Make an exact copy of the records, with the images left out.

☆ ☆ ☆

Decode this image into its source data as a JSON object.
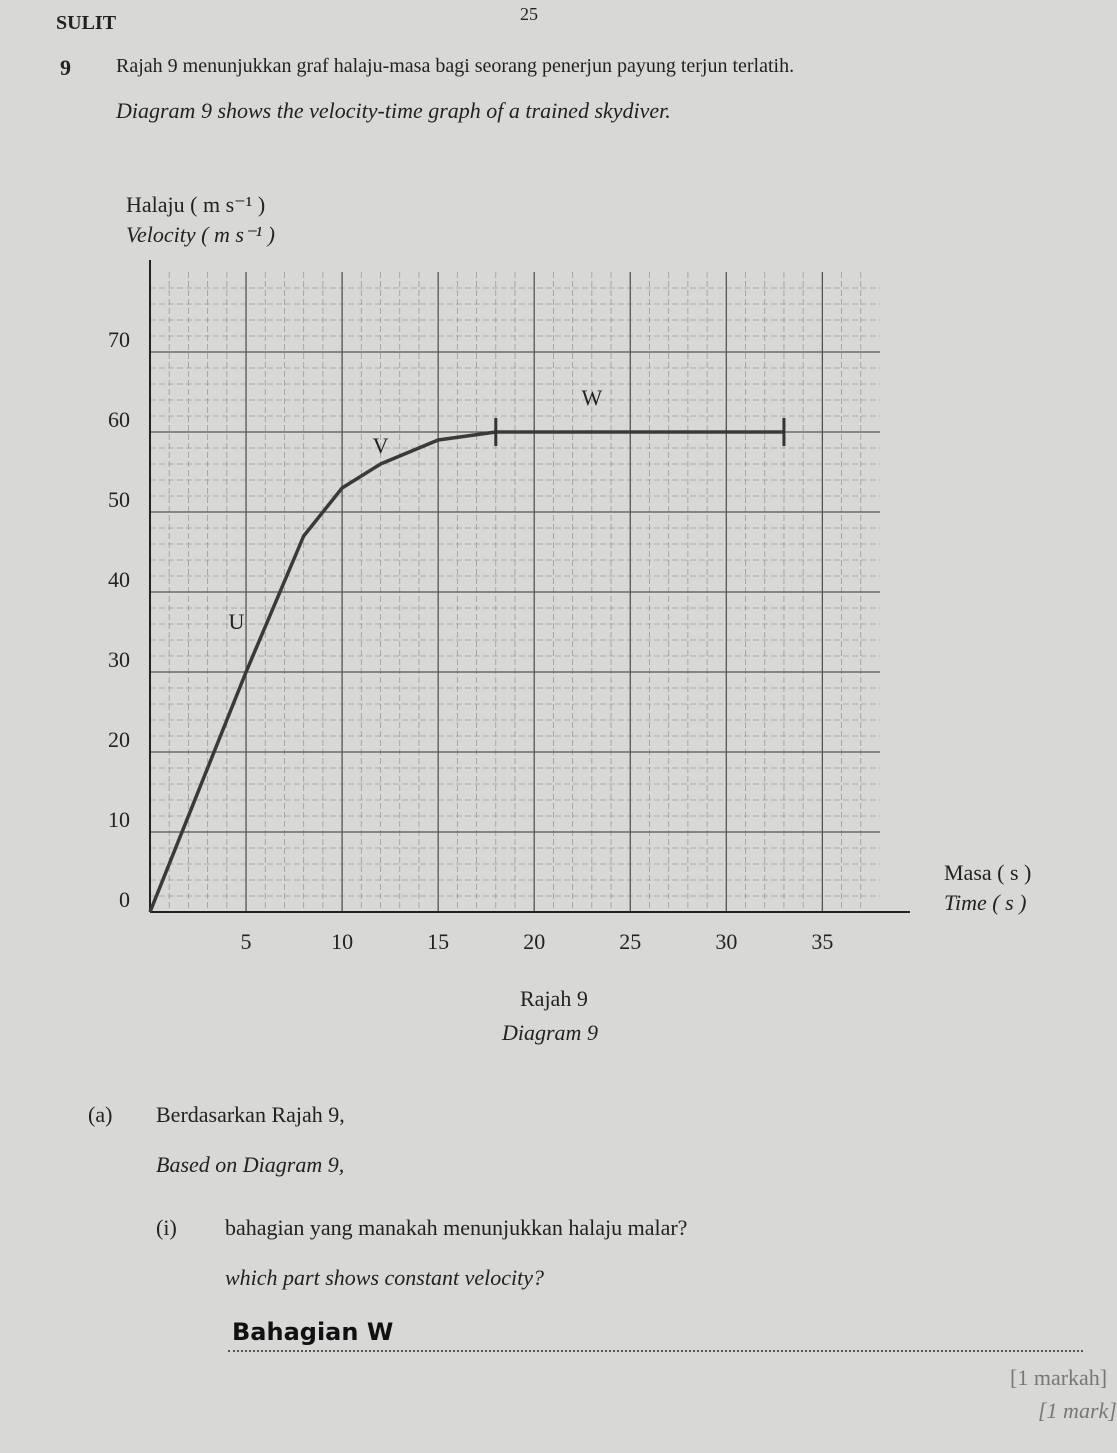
{
  "header": {
    "label": "SULIT",
    "page": "25"
  },
  "question": {
    "number": "9",
    "text_ms": "Rajah 9 menunjukkan graf halaju-masa bagi seorang penerjun payung terjun terlatih.",
    "text_en": "Diagram 9 shows the velocity-time graph of a trained skydiver."
  },
  "chart_data": {
    "type": "line",
    "y_label_ms": "Halaju ( m s⁻¹ )",
    "y_label_en": "Velocity ( m s⁻¹ )",
    "x_label_ms": "Masa ( s )",
    "x_label_en": "Time ( s )",
    "caption_ms": "Rajah 9",
    "caption_en": "Diagram 9",
    "x": [
      0,
      5,
      8,
      10,
      12,
      15,
      18,
      25,
      33
    ],
    "series": [
      {
        "color": "#3a3a3a",
        "values": [
          0,
          30,
          47,
          53,
          56,
          59,
          60,
          60,
          60
        ]
      }
    ],
    "boundaries": [
      18,
      33
    ],
    "annotations": [
      {
        "label": "U",
        "x": 4.5,
        "y": 36
      },
      {
        "label": "V",
        "x": 12,
        "y": 58
      },
      {
        "label": "W",
        "x": 23,
        "y": 64
      }
    ],
    "xlim": [
      0,
      38
    ],
    "ylim": [
      0,
      80
    ],
    "xticks": [
      5,
      10,
      15,
      20,
      25,
      30,
      35
    ],
    "yticks": [
      0,
      10,
      20,
      30,
      40,
      50,
      60,
      70
    ],
    "grid": true
  },
  "part_a": {
    "label": "(a)",
    "text_ms": "Berdasarkan Rajah 9,",
    "text_en": "Based on Diagram 9,",
    "sub_i": {
      "label": "(i)",
      "text_ms": "bahagian yang manakah menunjukkan halaju malar?",
      "text_en": "which part shows constant velocity?",
      "answer": "Bahagian W",
      "marks_ms": "[1 markah]",
      "marks_en": "[1 mark]"
    }
  }
}
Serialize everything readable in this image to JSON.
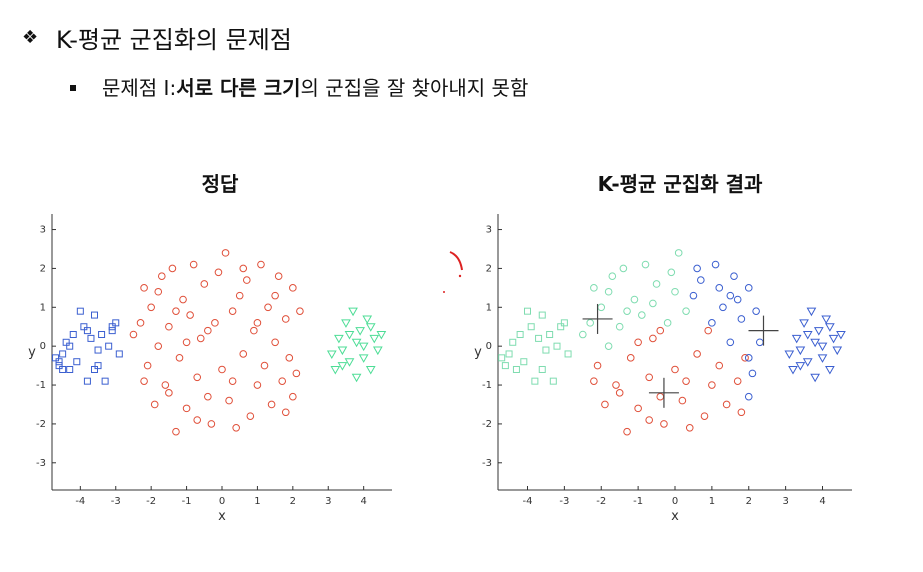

☆ ☆ ☆

* _WRITTEN REPLY_
Decode this image into its source data as a JSON object.
{
  "header": {
    "label": "SULIT",
    "page": "25"
  },
  "question": {
    "number": "9",
    "text_ms": "Rajah 9 menunjukkan graf halaju-masa bagi seorang penerjun payung terjun terlatih.",
    "text_en": "Diagram 9 shows the velocity-time graph of a trained skydiver."
  },
  "chart_data": {
    "type": "line",
    "y_label_ms": "Halaju ( m s⁻¹ )",
    "y_label_en": "Velocity ( m s⁻¹ )",
    "x_label_ms": "Masa ( s )",
    "x_label_en": "Time ( s )",
    "caption_ms": "Rajah 9",
    "caption_en": "Diagram 9",
    "x": [
      0,
      5,
      8,
      10,
      12,
      15,
      18,
      25,
      33
    ],
    "series": [
      {
        "color": "#3a3a3a",
        "values": [
          0,
          30,
          47,
          53,
          56,
          59,
          60,
          60,
          60
        ]
      }
    ],
    "boundaries": [
      18,
      33
    ],
    "annotations": [
      {
        "label": "U",
        "x": 4.5,
        "y": 36
      },
      {
        "label": "V",
        "x": 12,
        "y": 58
      },
      {
        "label": "W",
        "x": 23,
        "y": 64
      }
    ],
    "xlim": [
      0,
      38
    ],
    "ylim": [
      0,
      80
    ],
    "xticks": [
      5,
      10,
      15,
      20,
      25,
      30,
      35
    ],
    "yticks": [
      0,
      10,
      20,
      30,
      40,
      50,
      60,
      70
    ],
    "grid": true
  },
  "part_a": {
    "label": "(a)",
    "text_ms": "Berdasarkan Rajah 9,",
    "text_en": "Based on Diagram 9,",
    "sub_i": {
      "label": "(i)",
      "text_ms": "bahagian yang manakah menunjukkan halaju malar?",
      "text_en": "which part shows constant velocity?",
      "answer": "Bahagian W",
      "marks_ms": "[1 markah]",
      "marks_en": "[1 mark]"
    }
  }
}
Serialize everything readable in this image to JSON.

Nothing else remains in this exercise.